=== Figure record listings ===
────

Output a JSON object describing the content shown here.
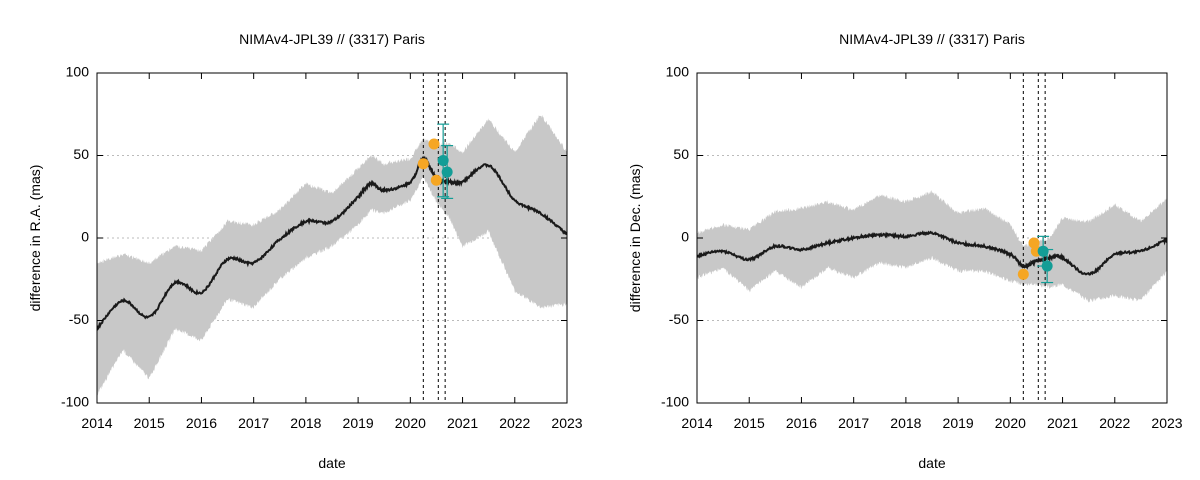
{
  "chart_data": [
    {
      "type": "line",
      "title": "NIMAv4-JPL39 // (3317) Paris",
      "xlabel": "date",
      "ylabel": "difference in R.A. (mas)",
      "xlim": [
        "2014-01-01",
        "2023-01-01"
      ],
      "ylim": [
        -100,
        100
      ],
      "x_ticks": [
        "2014",
        "2015",
        "2016",
        "2017",
        "2018",
        "2019",
        "2020",
        "2021",
        "2022",
        "2023"
      ],
      "y_ticks": [
        -100,
        -50,
        0,
        50,
        100
      ],
      "grid": "horizontal dotted",
      "colors": {
        "band": "#c8c8c8",
        "line": "#1a1a1a",
        "orange": "#f5a623",
        "teal": "#139d96"
      },
      "vlines": [
        "2020-04-01",
        "2020-07-15",
        "2020-09-01"
      ],
      "series": [
        {
          "type": "line",
          "x": [
            "2014-01-01",
            "2014-07-01",
            "2015-01-01",
            "2015-07-01",
            "2016-01-01",
            "2016-07-01",
            "2017-01-01",
            "2017-07-01",
            "2018-01-01",
            "2018-07-01",
            "2019-01-01",
            "2019-04-01",
            "2019-07-01",
            "2020-01-01",
            "2020-04-01",
            "2020-07-01",
            "2020-10-01",
            "2021-01-01",
            "2021-07-01",
            "2022-01-01",
            "2022-07-01",
            "2023-01-01"
          ],
          "y": [
            -55,
            -38,
            -48,
            -27,
            -33,
            -13,
            -15,
            -1,
            10,
            10,
            25,
            33,
            29,
            34,
            48,
            36,
            34,
            34,
            44,
            23,
            15,
            2
          ]
        },
        {
          "type": "band",
          "x": [
            "2014-01-01",
            "2014-07-01",
            "2015-01-01",
            "2015-07-01",
            "2016-01-01",
            "2016-07-01",
            "2017-01-01",
            "2017-07-01",
            "2018-01-01",
            "2018-07-01",
            "2019-01-01",
            "2019-04-01",
            "2019-07-01",
            "2020-01-01",
            "2020-04-01",
            "2020-07-01",
            "2020-10-01",
            "2021-01-01",
            "2021-07-01",
            "2022-01-01",
            "2022-07-01",
            "2023-01-01"
          ],
          "upper": [
            -15,
            -10,
            -15,
            -5,
            -8,
            10,
            8,
            17,
            33,
            27,
            42,
            50,
            45,
            48,
            60,
            57,
            57,
            52,
            72,
            52,
            75,
            52
          ],
          "lower": [
            -95,
            -68,
            -85,
            -55,
            -62,
            -37,
            -42,
            -25,
            -12,
            -5,
            8,
            17,
            15,
            23,
            37,
            22,
            12,
            -5,
            4,
            -32,
            -42,
            -40
          ]
        },
        {
          "type": "scatter",
          "color": "orange",
          "x": [
            "2020-04-01",
            "2020-06-15",
            "2020-07-01"
          ],
          "y": [
            45,
            57,
            35
          ]
        },
        {
          "type": "errorbar",
          "color": "teal",
          "x": [
            "2020-09-01",
            "2020-09-01"
          ],
          "y": [
            47,
            40
          ],
          "err": [
            22,
            16
          ]
        }
      ]
    },
    {
      "type": "line",
      "title": "NIMAv4-JPL39 // (3317) Paris",
      "xlabel": "date",
      "ylabel": "difference in Dec. (mas)",
      "xlim": [
        "2014-01-01",
        "2023-01-01"
      ],
      "ylim": [
        -100,
        100
      ],
      "x_ticks": [
        "2014",
        "2015",
        "2016",
        "2017",
        "2018",
        "2019",
        "2020",
        "2021",
        "2022",
        "2023"
      ],
      "y_ticks": [
        -100,
        -50,
        0,
        50,
        100
      ],
      "grid": "horizontal dotted",
      "colors": {
        "band": "#c8c8c8",
        "line": "#1a1a1a",
        "orange": "#f5a623",
        "teal": "#139d96"
      },
      "vlines": [
        "2020-04-01",
        "2020-07-15",
        "2020-09-01"
      ],
      "series": [
        {
          "type": "line",
          "x": [
            "2014-01-01",
            "2014-07-01",
            "2015-01-01",
            "2015-07-01",
            "2016-01-01",
            "2016-07-01",
            "2017-01-01",
            "2017-07-01",
            "2018-01-01",
            "2018-07-01",
            "2019-01-01",
            "2019-07-01",
            "2020-01-01",
            "2020-04-01",
            "2020-07-01",
            "2020-10-01",
            "2021-01-01",
            "2021-07-01",
            "2022-01-01",
            "2022-07-01",
            "2023-01-01"
          ],
          "y": [
            -11,
            -8,
            -13,
            -5,
            -7,
            -3,
            0,
            2,
            1,
            3,
            -3,
            -5,
            -10,
            -17,
            -14,
            -12,
            -12,
            -22,
            -10,
            -8,
            -1
          ]
        },
        {
          "type": "band",
          "x": [
            "2014-01-01",
            "2014-07-01",
            "2015-01-01",
            "2015-07-01",
            "2016-01-01",
            "2016-07-01",
            "2017-01-01",
            "2017-07-01",
            "2018-01-01",
            "2018-07-01",
            "2019-01-01",
            "2019-07-01",
            "2020-01-01",
            "2020-04-01",
            "2020-07-01",
            "2020-10-01",
            "2021-01-01",
            "2021-07-01",
            "2022-01-01",
            "2022-07-01",
            "2023-01-01"
          ],
          "upper": [
            3,
            8,
            5,
            16,
            18,
            22,
            17,
            26,
            22,
            28,
            15,
            18,
            8,
            -5,
            -3,
            0,
            12,
            10,
            20,
            10,
            24
          ],
          "lower": [
            -24,
            -18,
            -32,
            -20,
            -30,
            -18,
            -24,
            -15,
            -18,
            -12,
            -20,
            -20,
            -26,
            -28,
            -28,
            -30,
            -28,
            -38,
            -35,
            -38,
            -20
          ]
        },
        {
          "type": "scatter",
          "color": "orange",
          "x": [
            "2020-04-01",
            "2020-06-15",
            "2020-07-01"
          ],
          "y": [
            -22,
            -3,
            -8
          ]
        },
        {
          "type": "errorbar",
          "color": "teal",
          "x": [
            "2020-09-01",
            "2020-09-01"
          ],
          "y": [
            -8,
            -17
          ],
          "err": [
            9,
            10
          ]
        }
      ]
    }
  ]
}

────

=== Exercise task ===
Omit the pictures and reproduce the listing exactly.

=== The output ===
Output a JSON object describing the content shown here.
{
  "chart_data": [
    {
      "type": "line",
      "title": "NIMAv4-JPL39 // (3317) Paris",
      "xlabel": "date",
      "ylabel": "difference in R.A. (mas)",
      "xlim": [
        "2014-01-01",
        "2023-01-01"
      ],
      "ylim": [
        -100,
        100
      ],
      "x_ticks": [
        "2014",
        "2015",
        "2016",
        "2017",
        "2018",
        "2019",
        "2020",
        "2021",
        "2022",
        "2023"
      ],
      "y_ticks": [
        -100,
        -50,
        0,
        50,
        100
      ],
      "grid": "horizontal dotted",
      "colors": {
        "band": "#c8c8c8",
        "line": "#1a1a1a",
        "orange": "#f5a623",
        "teal": "#139d96"
      },
      "vlines": [
        "2020-04-01",
        "2020-07-15",
        "2020-09-01"
      ],
      "series": [
        {
          "type": "line",
          "x": [
            "2014-01-01",
            "2014-07-01",
            "2015-01-01",
            "2015-07-01",
            "2016-01-01",
            "2016-07-01",
            "2017-01-01",
            "2017-07-01",
            "2018-01-01",
            "2018-07-01",
            "2019-01-01",
            "2019-04-01",
            "2019-07-01",
            "2020-01-01",
            "2020-04-01",
            "2020-07-01",
            "2020-10-01",
            "2021-01-01",
            "2021-07-01",
            "2022-01-01",
            "2022-07-01",
            "2023-01-01"
          ],
          "y": [
            -55,
            -38,
            -48,
            -27,
            -33,
            -13,
            -15,
            -1,
            10,
            10,
            25,
            33,
            29,
            34,
            48,
            36,
            34,
            34,
            44,
            23,
            15,
            2
          ]
        },
        {
          "type": "band",
          "x": [
            "2014-01-01",
            "2014-07-01",
            "2015-01-01",
            "2015-07-01",
            "2016-01-01",
            "2016-07-01",
            "2017-01-01",
            "2017-07-01",
            "2018-01-01",
            "2018-07-01",
            "2019-01-01",
            "2019-04-01",
            "2019-07-01",
            "2020-01-01",
            "2020-04-01",
            "2020-07-01",
            "2020-10-01",
            "2021-01-01",
            "2021-07-01",
            "2022-01-01",
            "2022-07-01",
            "2023-01-01"
          ],
          "upper": [
            -15,
            -10,
            -15,
            -5,
            -8,
            10,
            8,
            17,
            33,
            27,
            42,
            50,
            45,
            48,
            60,
            57,
            57,
            52,
            72,
            52,
            75,
            52
          ],
          "lower": [
            -95,
            -68,
            -85,
            -55,
            -62,
            -37,
            -42,
            -25,
            -12,
            -5,
            8,
            17,
            15,
            23,
            37,
            22,
            12,
            -5,
            4,
            -32,
            -42,
            -40
          ]
        },
        {
          "type": "scatter",
          "color": "orange",
          "x": [
            "2020-04-01",
            "2020-06-15",
            "2020-07-01"
          ],
          "y": [
            45,
            57,
            35
          ]
        },
        {
          "type": "errorbar",
          "color": "teal",
          "x": [
            "2020-09-01",
            "2020-09-01"
          ],
          "y": [
            47,
            40
          ],
          "err": [
            22,
            16
          ]
        }
      ]
    },
    {
      "type": "line",
      "title": "NIMAv4-JPL39 // (3317) Paris",
      "xlabel": "date",
      "ylabel": "difference in Dec. (mas)",
      "xlim": [
        "2014-01-01",
        "2023-01-01"
      ],
      "ylim": [
        -100,
        100
      ],
      "x_ticks": [
        "2014",
        "2015",
        "2016",
        "2017",
        "2018",
        "2019",
        "2020",
        "2021",
        "2022",
        "2023"
      ],
      "y_ticks": [
        -100,
        -50,
        0,
        50,
        100
      ],
      "grid": "horizontal dotted",
      "colors": {
        "band": "#c8c8c8",
        "line": "#1a1a1a",
        "orange": "#f5a623",
        "teal": "#139d96"
      },
      "vlines": [
        "2020-04-01",
        "2020-07-15",
        "2020-09-01"
      ],
      "series": [
        {
          "type": "line",
          "x": [
            "2014-01-01",
            "2014-07-01",
            "2015-01-01",
            "2015-07-01",
            "2016-01-01",
            "2016-07-01",
            "2017-01-01",
            "2017-07-01",
            "2018-01-01",
            "2018-07-01",
            "2019-01-01",
            "2019-07-01",
            "2020-01-01",
            "2020-04-01",
            "2020-07-01",
            "2020-10-01",
            "2021-01-01",
            "2021-07-01",
            "2022-01-01",
            "2022-07-01",
            "2023-01-01"
          ],
          "y": [
            -11,
            -8,
            -13,
            -5,
            -7,
            -3,
            0,
            2,
            1,
            3,
            -3,
            -5,
            -10,
            -17,
            -14,
            -12,
            -12,
            -22,
            -10,
            -8,
            -1
          ]
        },
        {
          "type": "band",
          "x": [
            "2014-01-01",
            "2014-07-01",
            "2015-01-01",
            "2015-07-01",
            "2016-01-01",
            "2016-07-01",
            "2017-01-01",
            "2017-07-01",
            "2018-01-01",
            "2018-07-01",
            "2019-01-01",
            "2019-07-01",
            "2020-01-01",
            "2020-04-01",
            "2020-07-01",
            "2020-10-01",
            "2021-01-01",
            "2021-07-01",
            "2022-01-01",
            "2022-07-01",
            "2023-01-01"
          ],
          "upper": [
            3,
            8,
            5,
            16,
            18,
            22,
            17,
            26,
            22,
            28,
            15,
            18,
            8,
            -5,
            -3,
            0,
            12,
            10,
            20,
            10,
            24
          ],
          "lower": [
            -24,
            -18,
            -32,
            -20,
            -30,
            -18,
            -24,
            -15,
            -18,
            -12,
            -20,
            -20,
            -26,
            -28,
            -28,
            -30,
            -28,
            -38,
            -35,
            -38,
            -20
          ]
        },
        {
          "type": "scatter",
          "color": "orange",
          "x": [
            "2020-04-01",
            "2020-06-15",
            "2020-07-01"
          ],
          "y": [
            -22,
            -3,
            -8
          ]
        },
        {
          "type": "errorbar",
          "color": "teal",
          "x": [
            "2020-09-01",
            "2020-09-01"
          ],
          "y": [
            -8,
            -17
          ],
          "err": [
            9,
            10
          ]
        }
      ]
    }
  ]
}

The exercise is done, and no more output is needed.